[START OF Supplied data]
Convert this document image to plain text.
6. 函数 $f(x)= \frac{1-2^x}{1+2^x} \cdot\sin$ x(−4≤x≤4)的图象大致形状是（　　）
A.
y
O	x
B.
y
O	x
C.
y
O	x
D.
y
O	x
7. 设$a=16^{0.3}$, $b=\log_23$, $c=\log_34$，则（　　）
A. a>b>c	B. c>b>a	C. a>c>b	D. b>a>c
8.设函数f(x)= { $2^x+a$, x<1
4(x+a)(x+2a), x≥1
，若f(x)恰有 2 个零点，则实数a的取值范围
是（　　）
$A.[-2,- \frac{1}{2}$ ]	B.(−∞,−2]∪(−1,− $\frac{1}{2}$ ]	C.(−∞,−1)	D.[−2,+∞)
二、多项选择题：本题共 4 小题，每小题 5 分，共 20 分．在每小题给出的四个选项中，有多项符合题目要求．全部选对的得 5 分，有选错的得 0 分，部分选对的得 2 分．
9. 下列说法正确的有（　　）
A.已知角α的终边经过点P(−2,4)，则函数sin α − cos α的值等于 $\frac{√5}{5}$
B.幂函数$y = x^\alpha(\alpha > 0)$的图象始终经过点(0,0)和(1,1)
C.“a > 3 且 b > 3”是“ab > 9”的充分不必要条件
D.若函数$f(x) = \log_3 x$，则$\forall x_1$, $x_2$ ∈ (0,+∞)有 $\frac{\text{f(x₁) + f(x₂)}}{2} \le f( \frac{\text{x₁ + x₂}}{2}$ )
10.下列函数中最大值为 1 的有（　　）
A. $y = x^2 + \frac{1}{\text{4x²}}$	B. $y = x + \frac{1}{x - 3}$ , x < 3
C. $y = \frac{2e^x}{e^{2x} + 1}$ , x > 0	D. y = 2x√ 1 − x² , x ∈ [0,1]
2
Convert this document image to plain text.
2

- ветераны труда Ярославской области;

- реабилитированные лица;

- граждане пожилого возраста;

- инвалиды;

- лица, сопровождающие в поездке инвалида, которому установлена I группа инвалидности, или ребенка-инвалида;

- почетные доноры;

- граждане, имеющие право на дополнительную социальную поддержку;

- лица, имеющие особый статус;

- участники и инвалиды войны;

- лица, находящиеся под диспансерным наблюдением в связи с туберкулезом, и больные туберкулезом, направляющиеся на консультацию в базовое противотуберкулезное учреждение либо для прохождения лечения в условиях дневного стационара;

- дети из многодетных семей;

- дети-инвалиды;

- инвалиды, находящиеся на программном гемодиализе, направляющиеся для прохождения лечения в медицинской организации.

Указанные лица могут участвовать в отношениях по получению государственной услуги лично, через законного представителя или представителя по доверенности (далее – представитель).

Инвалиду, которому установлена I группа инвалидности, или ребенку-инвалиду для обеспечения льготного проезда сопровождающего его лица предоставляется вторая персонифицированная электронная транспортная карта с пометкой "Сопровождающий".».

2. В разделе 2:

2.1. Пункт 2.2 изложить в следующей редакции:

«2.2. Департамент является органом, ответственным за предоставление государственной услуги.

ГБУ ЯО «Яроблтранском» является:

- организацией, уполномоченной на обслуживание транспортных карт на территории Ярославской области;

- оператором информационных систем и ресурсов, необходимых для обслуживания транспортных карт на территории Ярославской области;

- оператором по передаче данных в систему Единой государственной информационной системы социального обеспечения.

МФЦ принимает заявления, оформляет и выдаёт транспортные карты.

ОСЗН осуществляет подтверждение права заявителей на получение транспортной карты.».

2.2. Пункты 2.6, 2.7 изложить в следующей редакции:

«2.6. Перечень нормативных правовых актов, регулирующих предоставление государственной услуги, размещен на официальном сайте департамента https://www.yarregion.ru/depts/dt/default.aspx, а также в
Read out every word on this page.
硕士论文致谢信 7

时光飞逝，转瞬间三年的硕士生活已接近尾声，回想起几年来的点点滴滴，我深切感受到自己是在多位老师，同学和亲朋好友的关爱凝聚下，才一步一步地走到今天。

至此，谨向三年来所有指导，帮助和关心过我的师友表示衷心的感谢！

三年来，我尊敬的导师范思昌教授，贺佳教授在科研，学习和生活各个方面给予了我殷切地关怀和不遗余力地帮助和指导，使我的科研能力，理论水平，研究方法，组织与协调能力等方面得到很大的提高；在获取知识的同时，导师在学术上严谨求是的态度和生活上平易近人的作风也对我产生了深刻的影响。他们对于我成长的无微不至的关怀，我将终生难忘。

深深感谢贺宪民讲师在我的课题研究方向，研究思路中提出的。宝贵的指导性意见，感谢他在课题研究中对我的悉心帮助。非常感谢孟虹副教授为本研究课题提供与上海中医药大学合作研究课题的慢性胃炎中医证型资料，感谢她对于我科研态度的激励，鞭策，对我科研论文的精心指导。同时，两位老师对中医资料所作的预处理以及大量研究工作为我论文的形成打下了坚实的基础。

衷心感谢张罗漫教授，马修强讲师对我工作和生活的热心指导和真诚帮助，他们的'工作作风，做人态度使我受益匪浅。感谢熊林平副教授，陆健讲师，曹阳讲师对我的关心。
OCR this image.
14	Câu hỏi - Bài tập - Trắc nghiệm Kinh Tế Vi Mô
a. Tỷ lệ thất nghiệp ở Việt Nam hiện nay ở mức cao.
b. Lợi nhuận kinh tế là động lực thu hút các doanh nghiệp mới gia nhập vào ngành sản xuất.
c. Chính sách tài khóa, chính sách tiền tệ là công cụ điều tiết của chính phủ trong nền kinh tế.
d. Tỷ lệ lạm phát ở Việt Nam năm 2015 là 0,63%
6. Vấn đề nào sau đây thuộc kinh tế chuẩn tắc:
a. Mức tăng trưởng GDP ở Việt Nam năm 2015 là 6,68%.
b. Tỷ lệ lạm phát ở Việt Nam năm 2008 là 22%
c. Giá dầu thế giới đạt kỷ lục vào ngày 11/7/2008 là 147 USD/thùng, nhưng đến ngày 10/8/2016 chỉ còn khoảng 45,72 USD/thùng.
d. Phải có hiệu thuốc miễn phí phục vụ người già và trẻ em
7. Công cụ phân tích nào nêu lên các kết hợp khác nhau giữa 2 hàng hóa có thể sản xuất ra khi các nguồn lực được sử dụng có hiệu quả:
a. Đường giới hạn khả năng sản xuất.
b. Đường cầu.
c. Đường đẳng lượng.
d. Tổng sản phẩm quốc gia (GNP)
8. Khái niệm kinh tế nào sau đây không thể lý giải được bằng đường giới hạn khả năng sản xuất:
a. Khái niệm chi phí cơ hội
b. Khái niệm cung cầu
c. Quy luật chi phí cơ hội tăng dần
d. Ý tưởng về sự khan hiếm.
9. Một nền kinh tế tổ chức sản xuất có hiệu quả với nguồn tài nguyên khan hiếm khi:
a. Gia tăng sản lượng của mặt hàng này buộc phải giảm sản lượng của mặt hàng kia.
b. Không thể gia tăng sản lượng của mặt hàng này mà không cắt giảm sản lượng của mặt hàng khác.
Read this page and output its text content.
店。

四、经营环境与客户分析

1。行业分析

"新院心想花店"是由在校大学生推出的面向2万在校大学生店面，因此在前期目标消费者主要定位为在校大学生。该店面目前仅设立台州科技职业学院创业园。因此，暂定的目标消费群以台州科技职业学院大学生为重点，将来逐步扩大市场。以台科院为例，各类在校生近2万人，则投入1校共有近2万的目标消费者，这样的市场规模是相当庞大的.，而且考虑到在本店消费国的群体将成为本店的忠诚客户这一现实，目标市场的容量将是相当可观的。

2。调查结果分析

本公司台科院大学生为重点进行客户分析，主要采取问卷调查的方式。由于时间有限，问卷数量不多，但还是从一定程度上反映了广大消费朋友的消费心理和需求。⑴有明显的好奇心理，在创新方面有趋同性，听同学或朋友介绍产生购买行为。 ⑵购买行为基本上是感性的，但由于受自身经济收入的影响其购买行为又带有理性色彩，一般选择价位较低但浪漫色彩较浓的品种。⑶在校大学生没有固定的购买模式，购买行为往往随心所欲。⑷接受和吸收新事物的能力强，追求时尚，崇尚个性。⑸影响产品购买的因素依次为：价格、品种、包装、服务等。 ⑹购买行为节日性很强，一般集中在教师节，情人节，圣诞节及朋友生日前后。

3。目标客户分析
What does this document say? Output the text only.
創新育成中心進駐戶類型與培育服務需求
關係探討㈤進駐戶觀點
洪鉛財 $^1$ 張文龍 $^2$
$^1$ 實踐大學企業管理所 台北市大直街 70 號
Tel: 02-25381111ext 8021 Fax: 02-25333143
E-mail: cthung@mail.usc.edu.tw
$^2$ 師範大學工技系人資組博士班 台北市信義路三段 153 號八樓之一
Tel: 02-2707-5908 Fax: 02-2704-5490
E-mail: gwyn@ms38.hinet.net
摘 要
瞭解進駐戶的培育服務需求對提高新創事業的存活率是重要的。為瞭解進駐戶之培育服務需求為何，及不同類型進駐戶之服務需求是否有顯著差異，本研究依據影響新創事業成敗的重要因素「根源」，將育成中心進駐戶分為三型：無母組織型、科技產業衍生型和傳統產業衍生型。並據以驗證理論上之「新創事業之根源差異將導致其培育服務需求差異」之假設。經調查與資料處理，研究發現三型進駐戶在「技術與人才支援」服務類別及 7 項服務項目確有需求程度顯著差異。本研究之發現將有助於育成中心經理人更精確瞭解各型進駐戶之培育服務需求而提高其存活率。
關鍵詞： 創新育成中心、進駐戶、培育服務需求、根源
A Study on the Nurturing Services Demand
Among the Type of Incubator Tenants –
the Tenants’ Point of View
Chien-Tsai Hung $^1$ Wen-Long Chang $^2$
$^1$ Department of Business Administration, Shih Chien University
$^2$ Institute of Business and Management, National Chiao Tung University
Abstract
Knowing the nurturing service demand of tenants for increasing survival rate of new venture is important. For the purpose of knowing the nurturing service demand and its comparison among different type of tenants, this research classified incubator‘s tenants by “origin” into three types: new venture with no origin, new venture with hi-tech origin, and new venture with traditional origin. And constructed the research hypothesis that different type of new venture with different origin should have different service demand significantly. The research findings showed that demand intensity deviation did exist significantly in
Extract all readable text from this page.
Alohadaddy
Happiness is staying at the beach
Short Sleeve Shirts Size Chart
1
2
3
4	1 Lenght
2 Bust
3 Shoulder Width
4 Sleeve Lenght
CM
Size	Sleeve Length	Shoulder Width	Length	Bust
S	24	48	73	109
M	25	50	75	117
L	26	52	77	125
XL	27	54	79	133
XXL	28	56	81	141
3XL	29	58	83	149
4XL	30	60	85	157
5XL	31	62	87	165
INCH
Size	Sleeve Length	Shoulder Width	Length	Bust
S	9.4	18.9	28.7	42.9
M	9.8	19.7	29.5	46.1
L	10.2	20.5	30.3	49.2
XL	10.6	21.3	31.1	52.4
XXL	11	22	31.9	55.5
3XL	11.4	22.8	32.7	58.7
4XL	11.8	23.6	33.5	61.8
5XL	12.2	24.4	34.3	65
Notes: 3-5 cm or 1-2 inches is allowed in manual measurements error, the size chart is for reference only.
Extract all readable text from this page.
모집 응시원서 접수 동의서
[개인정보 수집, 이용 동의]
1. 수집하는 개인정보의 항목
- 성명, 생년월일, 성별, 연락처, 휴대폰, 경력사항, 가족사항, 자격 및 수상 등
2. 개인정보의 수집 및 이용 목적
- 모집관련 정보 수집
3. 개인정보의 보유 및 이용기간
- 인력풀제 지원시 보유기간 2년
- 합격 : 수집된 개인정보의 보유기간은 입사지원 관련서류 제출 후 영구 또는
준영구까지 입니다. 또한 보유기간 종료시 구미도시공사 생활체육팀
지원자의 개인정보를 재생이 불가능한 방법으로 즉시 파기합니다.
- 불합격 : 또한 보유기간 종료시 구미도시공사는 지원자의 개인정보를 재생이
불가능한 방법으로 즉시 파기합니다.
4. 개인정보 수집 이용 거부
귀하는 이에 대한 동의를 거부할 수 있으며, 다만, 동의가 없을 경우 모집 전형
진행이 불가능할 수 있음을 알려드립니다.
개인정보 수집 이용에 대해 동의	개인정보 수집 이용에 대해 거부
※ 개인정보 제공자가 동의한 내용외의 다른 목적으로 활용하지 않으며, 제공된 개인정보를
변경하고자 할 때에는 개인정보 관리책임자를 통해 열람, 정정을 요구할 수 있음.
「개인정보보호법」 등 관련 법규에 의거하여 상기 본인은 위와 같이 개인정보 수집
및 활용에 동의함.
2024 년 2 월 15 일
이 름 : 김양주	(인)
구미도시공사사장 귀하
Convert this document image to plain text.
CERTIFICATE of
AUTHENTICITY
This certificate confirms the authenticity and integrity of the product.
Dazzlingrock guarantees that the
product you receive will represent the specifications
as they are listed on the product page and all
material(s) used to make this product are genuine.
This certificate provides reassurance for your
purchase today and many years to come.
[END OF Supplied data]
- [Exercise]:
From the data above, copy out every line with the string "mail" in it.

- [The reply]:
E-mail: cthung@mail.usc.edu.tw
E-mail: gwyn@ms38.hinet.net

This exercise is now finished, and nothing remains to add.